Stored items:

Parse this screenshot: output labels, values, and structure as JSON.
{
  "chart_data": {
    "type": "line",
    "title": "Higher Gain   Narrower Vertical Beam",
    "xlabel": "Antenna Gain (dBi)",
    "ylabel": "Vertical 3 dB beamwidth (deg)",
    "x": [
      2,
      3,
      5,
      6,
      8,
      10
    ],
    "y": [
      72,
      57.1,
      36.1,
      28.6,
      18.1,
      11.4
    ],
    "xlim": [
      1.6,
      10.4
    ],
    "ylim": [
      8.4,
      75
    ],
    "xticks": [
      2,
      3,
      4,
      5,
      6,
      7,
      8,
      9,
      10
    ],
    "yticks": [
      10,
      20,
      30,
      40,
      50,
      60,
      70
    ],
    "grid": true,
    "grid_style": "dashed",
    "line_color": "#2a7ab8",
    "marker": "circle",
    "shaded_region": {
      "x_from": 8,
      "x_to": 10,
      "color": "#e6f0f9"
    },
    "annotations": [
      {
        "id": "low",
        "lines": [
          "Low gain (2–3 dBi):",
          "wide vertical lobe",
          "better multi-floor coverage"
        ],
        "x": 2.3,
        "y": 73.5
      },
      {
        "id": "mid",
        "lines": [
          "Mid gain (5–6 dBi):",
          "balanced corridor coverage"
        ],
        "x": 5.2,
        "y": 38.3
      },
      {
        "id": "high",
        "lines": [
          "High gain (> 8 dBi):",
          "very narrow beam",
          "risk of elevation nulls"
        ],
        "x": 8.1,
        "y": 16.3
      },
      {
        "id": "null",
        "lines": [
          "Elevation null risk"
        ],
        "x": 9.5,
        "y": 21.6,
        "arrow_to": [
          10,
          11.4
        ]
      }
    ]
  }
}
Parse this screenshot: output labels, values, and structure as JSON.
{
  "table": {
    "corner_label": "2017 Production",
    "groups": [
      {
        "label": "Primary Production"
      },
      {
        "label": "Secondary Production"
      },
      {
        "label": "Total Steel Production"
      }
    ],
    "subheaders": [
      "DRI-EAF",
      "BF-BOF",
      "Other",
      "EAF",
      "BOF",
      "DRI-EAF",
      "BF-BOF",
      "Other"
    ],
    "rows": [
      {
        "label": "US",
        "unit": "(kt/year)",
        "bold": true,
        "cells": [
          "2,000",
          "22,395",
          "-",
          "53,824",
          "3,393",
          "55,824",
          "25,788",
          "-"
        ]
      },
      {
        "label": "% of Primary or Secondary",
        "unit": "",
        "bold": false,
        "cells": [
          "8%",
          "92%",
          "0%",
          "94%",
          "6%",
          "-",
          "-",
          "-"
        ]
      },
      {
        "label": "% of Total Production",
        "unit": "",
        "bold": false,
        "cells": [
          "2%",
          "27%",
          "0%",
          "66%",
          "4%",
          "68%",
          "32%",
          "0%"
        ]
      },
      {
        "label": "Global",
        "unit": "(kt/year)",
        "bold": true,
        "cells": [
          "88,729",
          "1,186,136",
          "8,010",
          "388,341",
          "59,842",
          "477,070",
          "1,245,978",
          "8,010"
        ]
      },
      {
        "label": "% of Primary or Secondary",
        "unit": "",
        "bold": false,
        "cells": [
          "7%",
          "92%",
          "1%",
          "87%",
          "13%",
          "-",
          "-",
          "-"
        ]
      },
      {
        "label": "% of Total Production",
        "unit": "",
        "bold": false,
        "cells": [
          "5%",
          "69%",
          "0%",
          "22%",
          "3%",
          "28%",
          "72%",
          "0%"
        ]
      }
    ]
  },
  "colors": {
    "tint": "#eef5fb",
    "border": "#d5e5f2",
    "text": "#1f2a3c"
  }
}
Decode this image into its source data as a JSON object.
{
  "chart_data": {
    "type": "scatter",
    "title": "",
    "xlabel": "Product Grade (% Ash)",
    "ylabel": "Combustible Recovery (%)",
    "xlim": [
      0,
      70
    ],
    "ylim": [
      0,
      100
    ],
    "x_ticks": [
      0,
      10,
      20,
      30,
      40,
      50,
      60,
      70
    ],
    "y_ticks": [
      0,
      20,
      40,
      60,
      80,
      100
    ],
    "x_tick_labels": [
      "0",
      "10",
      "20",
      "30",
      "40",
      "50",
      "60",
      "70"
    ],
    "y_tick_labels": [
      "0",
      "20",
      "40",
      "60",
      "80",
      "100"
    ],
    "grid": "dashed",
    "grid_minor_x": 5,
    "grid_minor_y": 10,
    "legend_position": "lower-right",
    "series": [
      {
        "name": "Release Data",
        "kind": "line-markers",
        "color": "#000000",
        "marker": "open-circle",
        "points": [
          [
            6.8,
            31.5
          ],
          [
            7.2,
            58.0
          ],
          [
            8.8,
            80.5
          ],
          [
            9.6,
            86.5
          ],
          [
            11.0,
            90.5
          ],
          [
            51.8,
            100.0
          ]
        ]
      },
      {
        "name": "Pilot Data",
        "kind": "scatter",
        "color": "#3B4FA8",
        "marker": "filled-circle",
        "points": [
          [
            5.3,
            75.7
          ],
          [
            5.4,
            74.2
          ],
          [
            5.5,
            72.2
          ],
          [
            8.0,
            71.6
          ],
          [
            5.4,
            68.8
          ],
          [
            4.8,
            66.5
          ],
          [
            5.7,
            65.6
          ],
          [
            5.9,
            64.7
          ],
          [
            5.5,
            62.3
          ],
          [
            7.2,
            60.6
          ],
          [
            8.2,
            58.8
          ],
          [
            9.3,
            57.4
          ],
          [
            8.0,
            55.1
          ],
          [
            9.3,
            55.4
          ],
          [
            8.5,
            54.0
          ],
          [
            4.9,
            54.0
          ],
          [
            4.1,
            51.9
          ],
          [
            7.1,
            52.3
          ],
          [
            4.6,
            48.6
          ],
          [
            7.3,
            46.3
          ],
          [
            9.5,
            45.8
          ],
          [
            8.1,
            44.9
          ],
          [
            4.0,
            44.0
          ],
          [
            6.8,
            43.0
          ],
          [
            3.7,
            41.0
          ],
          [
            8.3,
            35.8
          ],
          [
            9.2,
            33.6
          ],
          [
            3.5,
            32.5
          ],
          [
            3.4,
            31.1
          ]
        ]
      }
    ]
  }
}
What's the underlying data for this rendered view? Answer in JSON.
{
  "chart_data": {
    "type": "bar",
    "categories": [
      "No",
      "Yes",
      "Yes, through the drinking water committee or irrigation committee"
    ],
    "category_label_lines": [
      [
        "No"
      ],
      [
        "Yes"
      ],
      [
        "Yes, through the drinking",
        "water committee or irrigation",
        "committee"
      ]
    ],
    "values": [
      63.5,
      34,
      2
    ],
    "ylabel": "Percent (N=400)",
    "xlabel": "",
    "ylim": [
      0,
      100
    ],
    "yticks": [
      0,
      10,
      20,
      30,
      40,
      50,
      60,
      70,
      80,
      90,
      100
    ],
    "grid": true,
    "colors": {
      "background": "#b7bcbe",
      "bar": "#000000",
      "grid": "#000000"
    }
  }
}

- **WHAT IS NEEDED**:
Reproduce each line verbatim.

- **WRITTEN SOLUTION**:
Parse this screenshot: output labels, values, and structure as JSON.
{
  "chart_data": {
    "type": "line",
    "title": "Higher Gain   Narrower Vertical Beam",
    "xlabel": "Antenna Gain (dBi)",
    "ylabel": "Vertical 3 dB beamwidth (deg)",
    "x": [
      2,
      3,
      5,
      6,
      8,
      10
    ],
    "y": [
      72,
      57.1,
      36.1,
      28.6,
      18.1,
      11.4
    ],
    "xlim": [
      1.6,
      10.4
    ],
    "ylim": [
      8.4,
      75
    ],
    "xticks": [
      2,
      3,
      4,
      5,
      6,
      7,
      8,
      9,
      10
    ],
    "yticks": [
      10,
      20,
      30,
      40,
      50,
      60,
      70
    ],
    "grid": true,
    "grid_style": "dashed",
    "line_color": "#2a7ab8",
    "marker": "circle",
    "shaded_region": {
      "x_from": 8,
      "x_to": 10,
      "color": "#e6f0f9"
    },
    "annotations": [
      {
        "id": "low",
        "lines": [
          "Low gain (2–3 dBi):",
          "wide vertical lobe",
          "better multi-floor coverage"
        ],
        "x": 2.3,
        "y": 73.5
      },
      {
        "id": "mid",
        "lines": [
          "Mid gain (5–6 dBi):",
          "balanced corridor coverage"
        ],
        "x": 5.2,
        "y": 38.3
      },
      {
        "id": "high",
        "lines": [
          "High gain (> 8 dBi):",
          "very narrow beam",
          "risk of elevation nulls"
        ],
        "x": 8.1,
        "y": 16.3
      },
      {
        "id": "null",
        "lines": [
          "Elevation null risk"
        ],
        "x": 9.5,
        "y": 21.6,
        "arrow_to": [
          10,
          11.4
        ]
      }
    ]
  }
}
Parse this screenshot: output labels, values, and structure as JSON.
{
  "table": {
    "corner_label": "2017 Production",
    "groups": [
      {
        "label": "Primary Production"
      },
      {
        "label": "Secondary Production"
      },
      {
        "label": "Total Steel Production"
      }
    ],
    "subheaders": [
      "DRI-EAF",
      "BF-BOF",
      "Other",
      "EAF",
      "BOF",
      "DRI-EAF",
      "BF-BOF",
      "Other"
    ],
    "rows": [
      {
        "label": "US",
        "unit": "(kt/year)",
        "bold": true,
        "cells": [
          "2,000",
          "22,395",
          "-",
          "53,824",
          "3,393",
          "55,824",
          "25,788",
          "-"
        ]
      },
      {
        "label": "% of Primary or Secondary",
        "unit": "",
        "bold": false,
        "cells": [
          "8%",
          "92%",
          "0%",
          "94%",
          "6%",
          "-",
          "-",
          "-"
        ]
      },
      {
        "label": "% of Total Production",
        "unit": "",
        "bold": false,
        "cells": [
          "2%",
          "27%",
          "0%",
          "66%",
          "4%",
          "68%",
          "32%",
          "0%"
        ]
      },
      {
        "label": "Global",
        "unit": "(kt/year)",
        "bold": true,
        "cells": [
          "88,729",
          "1,186,136",
          "8,010",
          "388,341",
          "59,842",
          "477,070",
          "1,245,978",
          "8,010"
        ]
      },
      {
        "label": "% of Primary or Secondary",
        "unit": "",
        "bold": false,
        "cells": [
          "7%",
          "92%",
          "1%",
          "87%",
          "13%",
          "-",
          "-",
          "-"
        ]
      },
      {
        "label": "% of Total Production",
        "unit": "",
        "bold": false,
        "cells": [
          "5%",
          "69%",
          "0%",
          "22%",
          "3%",
          "28%",
          "72%",
          "0%"
        ]
      }
    ]
  },
  "colors": {
    "tint": "#eef5fb",
    "border": "#d5e5f2",
    "text": "#1f2a3c"
  }
}
Decode this image into its source data as a JSON object.
{
  "chart_data": {
    "type": "scatter",
    "title": "",
    "xlabel": "Product Grade (% Ash)",
    "ylabel": "Combustible Recovery (%)",
    "xlim": [
      0,
      70
    ],
    "ylim": [
      0,
      100
    ],
    "x_ticks": [
      0,
      10,
      20,
      30,
      40,
      50,
      60,
      70
    ],
    "y_ticks": [
      0,
      20,
      40,
      60,
      80,
      100
    ],
    "x_tick_labels": [
      "0",
      "10",
      "20",
      "30",
      "40",
      "50",
      "60",
      "70"
    ],
    "y_tick_labels": [
      "0",
      "20",
      "40",
      "60",
      "80",
      "100"
    ],
    "grid": "dashed",
    "grid_minor_x": 5,
    "grid_minor_y": 10,
    "legend_position": "lower-right",
    "series": [
      {
        "name": "Release Data",
        "kind": "line-markers",
        "color": "#000000",
        "marker": "open-circle",
        "points": [
          [
            6.8,
            31.5
          ],
          [
            7.2,
            58.0
          ],
          [
            8.8,
            80.5
          ],
          [
            9.6,
            86.5
          ],
          [
            11.0,
            90.5
          ],
          [
            51.8,
            100.0
          ]
        ]
      },
      {
        "name": "Pilot Data",
        "kind": "scatter",
        "color": "#3B4FA8",
        "marker": "filled-circle",
        "points": [
          [
            5.3,
            75.7
          ],
          [
            5.4,
            74.2
          ],
          [
            5.5,
            72.2
          ],
          [
            8.0,
            71.6
          ],
          [
            5.4,
            68.8
          ],
          [
            4.8,
            66.5
          ],
          [
            5.7,
            65.6
          ],
          [
            5.9,
            64.7
          ],
          [
            5.5,
            62.3
          ],
          [
            7.2,
            60.6
          ],
          [
            8.2,
            58.8
          ],
          [
            9.3,
            57.4
          ],
          [
            8.0,
            55.1
          ],
          [
            9.3,
            55.4
          ],
          [
            8.5,
            54.0
          ],
          [
            4.9,
            54.0
          ],
          [
            4.1,
            51.9
          ],
          [
            7.1,
            52.3
          ],
          [
            4.6,
            48.6
          ],
          [
            7.3,
            46.3
          ],
          [
            9.5,
            45.8
          ],
          [
            8.1,
            44.9
          ],
          [
            4.0,
            44.0
          ],
          [
            6.8,
            43.0
          ],
          [
            3.7,
            41.0
          ],
          [
            8.3,
            35.8
          ],
          [
            9.2,
            33.6
          ],
          [
            3.5,
            32.5
          ],
          [
            3.4,
            31.1
          ]
        ]
      }
    ]
  }
}
What's the underlying data for this rendered view? Answer in JSON.
{
  "chart_data": {
    "type": "bar",
    "categories": [
      "No",
      "Yes",
      "Yes, through the drinking water committee or irrigation committee"
    ],
    "category_label_lines": [
      [
        "No"
      ],
      [
        "Yes"
      ],
      [
        "Yes, through the drinking",
        "water committee or irrigation",
        "committee"
      ]
    ],
    "values": [
      63.5,
      34,
      2
    ],
    "ylabel": "Percent (N=400)",
    "xlabel": "",
    "ylim": [
      0,
      100
    ],
    "yticks": [
      0,
      10,
      20,
      30,
      40,
      50,
      60,
      70,
      80,
      90,
      100
    ],
    "grid": true,
    "colors": {
      "background": "#b7bcbe",
      "bar": "#000000",
      "grid": "#000000"
    }
  }
}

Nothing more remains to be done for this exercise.